THE EXERCISE
Set the following entries down again exactly, line by line.

>>>

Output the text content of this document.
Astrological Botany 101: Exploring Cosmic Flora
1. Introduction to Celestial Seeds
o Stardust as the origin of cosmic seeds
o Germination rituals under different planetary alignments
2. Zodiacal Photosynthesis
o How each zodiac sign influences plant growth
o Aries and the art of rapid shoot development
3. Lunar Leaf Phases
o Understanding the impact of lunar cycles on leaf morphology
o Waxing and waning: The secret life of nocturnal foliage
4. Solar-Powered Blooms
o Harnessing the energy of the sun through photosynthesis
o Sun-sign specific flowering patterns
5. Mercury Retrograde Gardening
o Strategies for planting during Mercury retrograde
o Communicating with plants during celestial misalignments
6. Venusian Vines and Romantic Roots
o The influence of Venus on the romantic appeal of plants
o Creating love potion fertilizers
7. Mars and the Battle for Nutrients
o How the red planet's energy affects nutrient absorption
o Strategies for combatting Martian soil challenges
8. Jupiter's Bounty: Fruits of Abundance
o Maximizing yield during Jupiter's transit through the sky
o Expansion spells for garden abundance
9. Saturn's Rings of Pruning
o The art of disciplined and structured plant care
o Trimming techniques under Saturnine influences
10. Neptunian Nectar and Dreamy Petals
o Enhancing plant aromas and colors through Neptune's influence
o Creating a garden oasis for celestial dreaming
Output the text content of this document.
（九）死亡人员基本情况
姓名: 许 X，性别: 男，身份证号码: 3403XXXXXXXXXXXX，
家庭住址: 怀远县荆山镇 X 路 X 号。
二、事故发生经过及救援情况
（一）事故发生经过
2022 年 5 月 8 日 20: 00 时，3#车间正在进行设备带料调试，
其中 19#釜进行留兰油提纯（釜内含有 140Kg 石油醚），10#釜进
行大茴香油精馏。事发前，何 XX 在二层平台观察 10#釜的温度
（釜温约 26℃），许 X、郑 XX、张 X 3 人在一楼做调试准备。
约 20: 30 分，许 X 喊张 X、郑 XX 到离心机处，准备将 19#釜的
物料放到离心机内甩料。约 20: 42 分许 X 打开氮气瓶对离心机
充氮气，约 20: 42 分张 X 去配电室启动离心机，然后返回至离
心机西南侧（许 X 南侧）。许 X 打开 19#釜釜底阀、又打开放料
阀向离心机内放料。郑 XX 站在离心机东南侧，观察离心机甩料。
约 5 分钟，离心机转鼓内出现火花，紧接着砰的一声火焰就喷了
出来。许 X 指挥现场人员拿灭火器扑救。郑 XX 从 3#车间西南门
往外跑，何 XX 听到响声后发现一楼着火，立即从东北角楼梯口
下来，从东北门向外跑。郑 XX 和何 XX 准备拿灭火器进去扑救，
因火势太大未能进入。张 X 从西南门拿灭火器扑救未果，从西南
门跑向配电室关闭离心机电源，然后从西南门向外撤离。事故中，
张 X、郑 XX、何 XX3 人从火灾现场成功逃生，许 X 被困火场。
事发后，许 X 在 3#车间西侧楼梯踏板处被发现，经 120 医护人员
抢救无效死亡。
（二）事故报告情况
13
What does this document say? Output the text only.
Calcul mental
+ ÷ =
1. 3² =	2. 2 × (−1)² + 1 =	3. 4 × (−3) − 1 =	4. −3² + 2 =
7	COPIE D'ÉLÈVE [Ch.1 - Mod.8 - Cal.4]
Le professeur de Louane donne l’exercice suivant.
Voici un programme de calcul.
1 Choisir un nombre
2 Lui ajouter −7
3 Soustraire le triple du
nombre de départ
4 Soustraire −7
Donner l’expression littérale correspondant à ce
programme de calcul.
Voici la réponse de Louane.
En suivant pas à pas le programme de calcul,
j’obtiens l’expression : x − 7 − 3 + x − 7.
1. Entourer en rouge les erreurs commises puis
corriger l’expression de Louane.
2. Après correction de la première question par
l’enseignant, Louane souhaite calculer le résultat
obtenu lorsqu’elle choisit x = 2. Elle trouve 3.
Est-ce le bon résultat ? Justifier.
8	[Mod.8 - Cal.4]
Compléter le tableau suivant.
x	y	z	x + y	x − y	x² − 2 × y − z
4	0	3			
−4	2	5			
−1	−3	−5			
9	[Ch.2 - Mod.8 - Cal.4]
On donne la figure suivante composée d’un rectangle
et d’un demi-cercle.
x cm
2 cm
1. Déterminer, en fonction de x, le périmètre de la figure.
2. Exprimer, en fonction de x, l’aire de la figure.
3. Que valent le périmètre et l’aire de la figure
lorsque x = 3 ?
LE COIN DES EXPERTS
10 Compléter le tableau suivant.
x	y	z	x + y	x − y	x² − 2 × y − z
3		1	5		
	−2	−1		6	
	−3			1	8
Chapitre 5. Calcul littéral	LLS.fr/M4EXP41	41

<<<

THE COMPLETED TASK
Output the text content of this document.
Astrological Botany 101: Exploring Cosmic Flora
1. Introduction to Celestial Seeds
o Stardust as the origin of cosmic seeds
o Germination rituals under different planetary alignments
2. Zodiacal Photosynthesis
o How each zodiac sign influences plant growth
o Aries and the art of rapid shoot development
3. Lunar Leaf Phases
o Understanding the impact of lunar cycles on leaf morphology
o Waxing and waning: The secret life of nocturnal foliage
4. Solar-Powered Blooms
o Harnessing the energy of the sun through photosynthesis
o Sun-sign specific flowering patterns
5. Mercury Retrograde Gardening
o Strategies for planting during Mercury retrograde
o Communicating with plants during celestial misalignments
6. Venusian Vines and Romantic Roots
o The influence of Venus on the romantic appeal of plants
o Creating love potion fertilizers
7. Mars and the Battle for Nutrients
o How the red planet's energy affects nutrient absorption
o Strategies for combatting Martian soil challenges
8. Jupiter's Bounty: Fruits of Abundance
o Maximizing yield during Jupiter's transit through the sky
o Expansion spells for garden abundance
9. Saturn's Rings of Pruning
o The art of disciplined and structured plant care
o Trimming techniques under Saturnine influences
10. Neptunian Nectar and Dreamy Petals
o Enhancing plant aromas and colors through Neptune's influence
o Creating a garden oasis for celestial dreaming
Output the text content of this document.
（九）死亡人员基本情况
姓名: 许 X，性别: 男，身份证号码: 3403XXXXXXXXXXXX，
家庭住址: 怀远县荆山镇 X 路 X 号。
二、事故发生经过及救援情况
（一）事故发生经过
2022 年 5 月 8 日 20: 00 时，3#车间正在进行设备带料调试，
其中 19#釜进行留兰油提纯（釜内含有 140Kg 石油醚），10#釜进
行大茴香油精馏。事发前，何 XX 在二层平台观察 10#釜的温度
（釜温约 26℃），许 X、郑 XX、张 X 3 人在一楼做调试准备。
约 20: 30 分，许 X 喊张 X、郑 XX 到离心机处，准备将 19#釜的
物料放到离心机内甩料。约 20: 42 分许 X 打开氮气瓶对离心机
充氮气，约 20: 42 分张 X 去配电室启动离心机，然后返回至离
心机西南侧（许 X 南侧）。许 X 打开 19#釜釜底阀、又打开放料
阀向离心机内放料。郑 XX 站在离心机东南侧，观察离心机甩料。
约 5 分钟，离心机转鼓内出现火花，紧接着砰的一声火焰就喷了
出来。许 X 指挥现场人员拿灭火器扑救。郑 XX 从 3#车间西南门
往外跑，何 XX 听到响声后发现一楼着火，立即从东北角楼梯口
下来，从东北门向外跑。郑 XX 和何 XX 准备拿灭火器进去扑救，
因火势太大未能进入。张 X 从西南门拿灭火器扑救未果，从西南
门跑向配电室关闭离心机电源，然后从西南门向外撤离。事故中，
张 X、郑 XX、何 XX3 人从火灾现场成功逃生，许 X 被困火场。
事发后，许 X 在 3#车间西侧楼梯踏板处被发现，经 120 医护人员
抢救无效死亡。
（二）事故报告情况
13
What does this document say? Output the text only.
Calcul mental
+ ÷ =
1. 3² =	2. 2 × (−1)² + 1 =	3. 4 × (−3) − 1 =	4. −3² + 2 =
7	COPIE D'ÉLÈVE [Ch.1 - Mod.8 - Cal.4]
Le professeur de Louane donne l’exercice suivant.
Voici un programme de calcul.
1 Choisir un nombre
2 Lui ajouter −7
3 Soustraire le triple du
nombre de départ
4 Soustraire −7
Donner l’expression littérale correspondant à ce
programme de calcul.
Voici la réponse de Louane.
En suivant pas à pas le programme de calcul,
j’obtiens l’expression : x − 7 − 3 + x − 7.
1. Entourer en rouge les erreurs commises puis
corriger l’expression de Louane.
2. Après correction de la première question par
l’enseignant, Louane souhaite calculer le résultat
obtenu lorsqu’elle choisit x = 2. Elle trouve 3.
Est-ce le bon résultat ? Justifier.
8	[Mod.8 - Cal.4]
Compléter le tableau suivant.
x	y	z	x + y	x − y	x² − 2 × y − z
4	0	3			
−4	2	5			
−1	−3	−5			
9	[Ch.2 - Mod.8 - Cal.4]
On donne la figure suivante composée d’un rectangle
et d’un demi-cercle.
x cm
2 cm
1. Déterminer, en fonction de x, le périmètre de la figure.
2. Exprimer, en fonction de x, l’aire de la figure.
3. Que valent le périmètre et l’aire de la figure
lorsque x = 3 ?
LE COIN DES EXPERTS
10 Compléter le tableau suivant.
x	y	z	x + y	x − y	x² − 2 × y − z
3		1	5		
	−2	−1		6	
	−3			1	8
Chapitre 5. Calcul littéral	LLS.fr/M4EXP41	41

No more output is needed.